WHAT NEEDS TO BE DONE
Transcribe the data that follows precisely, omitting nothing.

Stored data
────────────────────

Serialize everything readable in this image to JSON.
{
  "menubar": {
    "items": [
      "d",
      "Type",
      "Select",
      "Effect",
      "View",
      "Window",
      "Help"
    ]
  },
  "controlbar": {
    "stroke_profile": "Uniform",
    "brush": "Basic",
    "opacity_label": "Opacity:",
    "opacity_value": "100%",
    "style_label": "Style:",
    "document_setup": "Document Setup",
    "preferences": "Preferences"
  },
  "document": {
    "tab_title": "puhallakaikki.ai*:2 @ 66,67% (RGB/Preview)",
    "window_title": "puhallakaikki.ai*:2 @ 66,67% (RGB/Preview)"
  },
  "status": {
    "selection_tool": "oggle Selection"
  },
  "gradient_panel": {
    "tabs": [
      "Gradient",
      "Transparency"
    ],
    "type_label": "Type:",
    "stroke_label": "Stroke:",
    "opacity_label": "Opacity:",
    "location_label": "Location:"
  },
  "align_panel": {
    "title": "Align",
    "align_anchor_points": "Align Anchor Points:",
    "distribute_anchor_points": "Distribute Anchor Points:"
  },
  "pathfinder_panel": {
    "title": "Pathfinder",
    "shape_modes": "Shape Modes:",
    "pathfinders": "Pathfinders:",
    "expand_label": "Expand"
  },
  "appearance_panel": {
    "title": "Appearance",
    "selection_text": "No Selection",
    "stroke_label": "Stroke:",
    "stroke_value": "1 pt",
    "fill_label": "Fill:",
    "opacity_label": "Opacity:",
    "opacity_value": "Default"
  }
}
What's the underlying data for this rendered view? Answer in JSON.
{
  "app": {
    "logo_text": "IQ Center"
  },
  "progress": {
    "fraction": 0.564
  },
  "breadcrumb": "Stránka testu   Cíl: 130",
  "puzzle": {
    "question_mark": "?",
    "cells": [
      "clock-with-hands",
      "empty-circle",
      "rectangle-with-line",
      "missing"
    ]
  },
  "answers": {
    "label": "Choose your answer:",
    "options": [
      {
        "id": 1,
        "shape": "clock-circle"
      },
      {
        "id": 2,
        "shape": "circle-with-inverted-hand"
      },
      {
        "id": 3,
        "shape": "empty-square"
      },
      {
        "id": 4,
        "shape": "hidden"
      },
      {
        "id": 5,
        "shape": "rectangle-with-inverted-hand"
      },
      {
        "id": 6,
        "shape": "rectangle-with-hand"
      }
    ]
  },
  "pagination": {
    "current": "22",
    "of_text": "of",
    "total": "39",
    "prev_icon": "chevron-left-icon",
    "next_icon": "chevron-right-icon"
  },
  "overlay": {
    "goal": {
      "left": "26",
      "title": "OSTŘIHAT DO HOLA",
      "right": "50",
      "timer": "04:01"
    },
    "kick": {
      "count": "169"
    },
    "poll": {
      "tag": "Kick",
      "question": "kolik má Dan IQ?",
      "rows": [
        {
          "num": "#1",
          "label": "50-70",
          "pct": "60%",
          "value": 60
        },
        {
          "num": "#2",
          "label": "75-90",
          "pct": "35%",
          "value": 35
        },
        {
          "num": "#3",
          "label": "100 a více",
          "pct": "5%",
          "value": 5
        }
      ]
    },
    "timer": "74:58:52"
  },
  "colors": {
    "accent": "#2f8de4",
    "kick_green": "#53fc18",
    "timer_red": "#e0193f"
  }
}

────────────────────

RESPONSE BELOW
Serialize everything readable in this image to JSON.
{
  "menubar": {
    "items": [
      "d",
      "Type",
      "Select",
      "Effect",
      "View",
      "Window",
      "Help"
    ]
  },
  "controlbar": {
    "stroke_profile": "Uniform",
    "brush": "Basic",
    "opacity_label": "Opacity:",
    "opacity_value": "100%",
    "style_label": "Style:",
    "document_setup": "Document Setup",
    "preferences": "Preferences"
  },
  "document": {
    "tab_title": "puhallakaikki.ai*:2 @ 66,67% (RGB/Preview)",
    "window_title": "puhallakaikki.ai*:2 @ 66,67% (RGB/Preview)"
  },
  "status": {
    "selection_tool": "oggle Selection"
  },
  "gradient_panel": {
    "tabs": [
      "Gradient",
      "Transparency"
    ],
    "type_label": "Type:",
    "stroke_label": "Stroke:",
    "opacity_label": "Opacity:",
    "location_label": "Location:"
  },
  "align_panel": {
    "title": "Align",
    "align_anchor_points": "Align Anchor Points:",
    "distribute_anchor_points": "Distribute Anchor Points:"
  },
  "pathfinder_panel": {
    "title": "Pathfinder",
    "shape_modes": "Shape Modes:",
    "pathfinders": "Pathfinders:",
    "expand_label": "Expand"
  },
  "appearance_panel": {
    "title": "Appearance",
    "selection_text": "No Selection",
    "stroke_label": "Stroke:",
    "stroke_value": "1 pt",
    "fill_label": "Fill:",
    "opacity_label": "Opacity:",
    "opacity_value": "Default"
  }
}
What's the underlying data for this rendered view? Answer in JSON.
{
  "app": {
    "logo_text": "IQ Center"
  },
  "progress": {
    "fraction": 0.564
  },
  "breadcrumb": "Stránka testu   Cíl: 130",
  "puzzle": {
    "question_mark": "?",
    "cells": [
      "clock-with-hands",
      "empty-circle",
      "rectangle-with-line",
      "missing"
    ]
  },
  "answers": {
    "label": "Choose your answer:",
    "options": [
      {
        "id": 1,
        "shape": "clock-circle"
      },
      {
        "id": 2,
        "shape": "circle-with-inverted-hand"
      },
      {
        "id": 3,
        "shape": "empty-square"
      },
      {
        "id": 4,
        "shape": "hidden"
      },
      {
        "id": 5,
        "shape": "rectangle-with-inverted-hand"
      },
      {
        "id": 6,
        "shape": "rectangle-with-hand"
      }
    ]
  },
  "pagination": {
    "current": "22",
    "of_text": "of",
    "total": "39",
    "prev_icon": "chevron-left-icon",
    "next_icon": "chevron-right-icon"
  },
  "overlay": {
    "goal": {
      "left": "26",
      "title": "OSTŘIHAT DO HOLA",
      "right": "50",
      "timer": "04:01"
    },
    "kick": {
      "count": "169"
    },
    "poll": {
      "tag": "Kick",
      "question": "kolik má Dan IQ?",
      "rows": [
        {
          "num": "#1",
          "label": "50-70",
          "pct": "60%",
          "value": 60
        },
        {
          "num": "#2",
          "label": "75-90",
          "pct": "35%",
          "value": 35
        },
        {
          "num": "#3",
          "label": "100 a více",
          "pct": "5%",
          "value": 5
        }
      ]
    },
    "timer": "74:58:52"
  },
  "colors": {
    "accent": "#2f8de4",
    "kick_green": "#53fc18",
    "timer_red": "#e0193f"
  }
}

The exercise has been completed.